▸ **Exercise directions**: Drop the images; return everything else in the listing below exactly.

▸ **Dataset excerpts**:
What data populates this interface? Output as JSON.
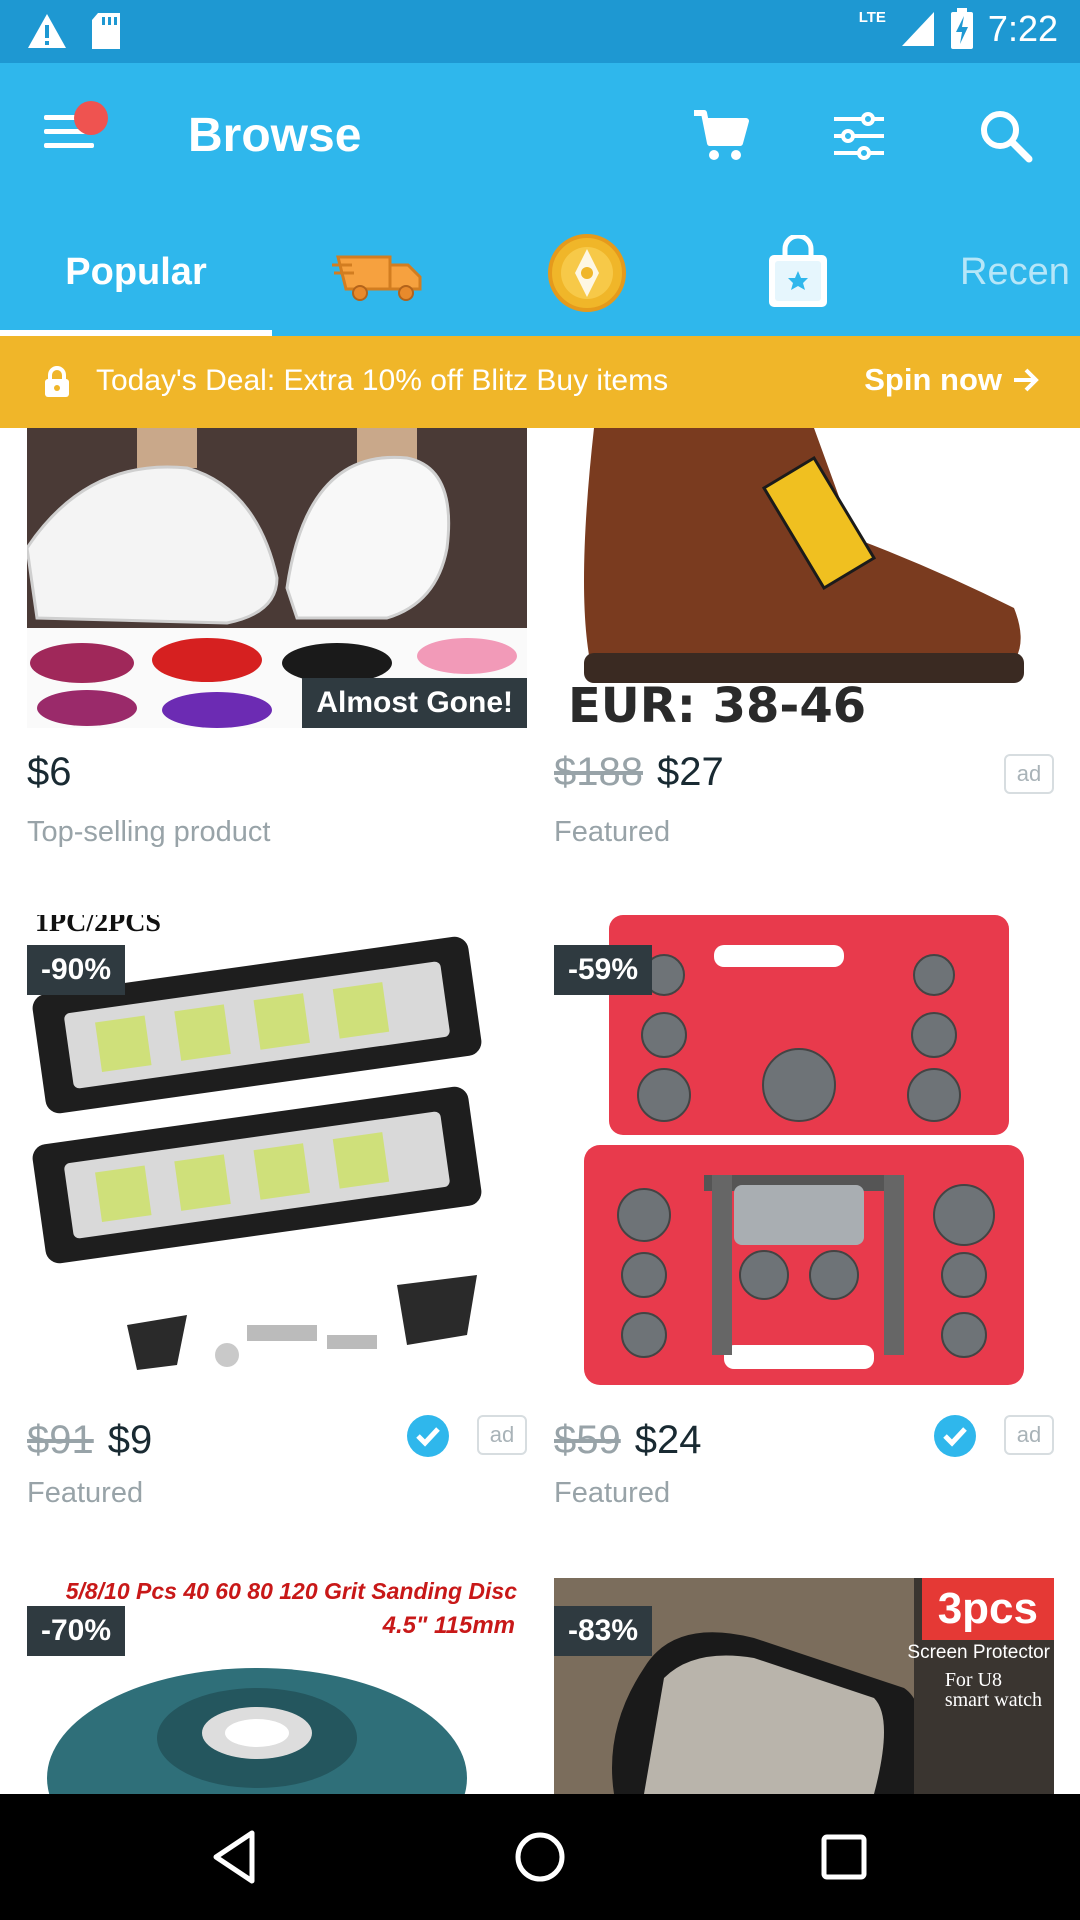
{
  "status_bar": {
    "time": "7:22",
    "network": "LTE"
  },
  "app_bar": {
    "title": "Browse"
  },
  "tabs": {
    "popular": "Popular",
    "recent": "Recen"
  },
  "deal_banner": {
    "text": "Today's Deal: Extra 10% off Blitz Buy items",
    "action": "Spin now"
  },
  "products": [
    {
      "price": "$6",
      "old_price": "",
      "subtitle": "Top-selling product",
      "badge": "Almost Gone!",
      "ad": "",
      "image_text": ""
    },
    {
      "price": "$27",
      "old_price": "$188",
      "subtitle": "Featured",
      "badge": "",
      "ad": "ad",
      "image_text": "EUR: 38-46"
    },
    {
      "price": "$9",
      "old_price": "$91",
      "subtitle": "Featured",
      "badge": "-90%",
      "ad": "ad",
      "image_text": "1PC/2PCS"
    },
    {
      "price": "$24",
      "old_price": "$59",
      "subtitle": "Featured",
      "badge": "-59%",
      "ad": "ad",
      "image_text": ""
    },
    {
      "price": "",
      "old_price": "",
      "subtitle": "",
      "badge": "-70%",
      "ad": "",
      "image_text": "5/8/10 Pcs 40 60 80 120 Grit Sanding Disc",
      "image_text2": "4.5\" 115mm"
    },
    {
      "price": "",
      "old_price": "",
      "subtitle": "",
      "badge": "-83%",
      "ad": "",
      "image_text": "3pcs",
      "image_text2": "Screen Protector",
      "image_text3": "For U8",
      "image_text4": "smart watch"
    }
  ]
}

▸ **Complete answer**:
What data populates this interface? Output as JSON.
{
  "status_bar": {
    "time": "7:22",
    "network": "LTE"
  },
  "app_bar": {
    "title": "Browse"
  },
  "tabs": {
    "popular": "Popular",
    "recent": "Recen"
  },
  "deal_banner": {
    "text": "Today's Deal: Extra 10% off Blitz Buy items",
    "action": "Spin now"
  },
  "products": [
    {
      "price": "$6",
      "old_price": "",
      "subtitle": "Top-selling product",
      "badge": "Almost Gone!",
      "ad": "",
      "image_text": ""
    },
    {
      "price": "$27",
      "old_price": "$188",
      "subtitle": "Featured",
      "badge": "",
      "ad": "ad",
      "image_text": "EUR: 38-46"
    },
    {
      "price": "$9",
      "old_price": "$91",
      "subtitle": "Featured",
      "badge": "-90%",
      "ad": "ad",
      "image_text": "1PC/2PCS"
    },
    {
      "price": "$24",
      "old_price": "$59",
      "subtitle": "Featured",
      "badge": "-59%",
      "ad": "ad",
      "image_text": ""
    },
    {
      "price": "",
      "old_price": "",
      "subtitle": "",
      "badge": "-70%",
      "ad": "",
      "image_text": "5/8/10 Pcs 40 60 80 120 Grit Sanding Disc",
      "image_text2": "4.5\" 115mm"
    },
    {
      "price": "",
      "old_price": "",
      "subtitle": "",
      "badge": "-83%",
      "ad": "",
      "image_text": "3pcs",
      "image_text2": "Screen Protector",
      "image_text3": "For U8",
      "image_text4": "smart watch"
    }
  ]
}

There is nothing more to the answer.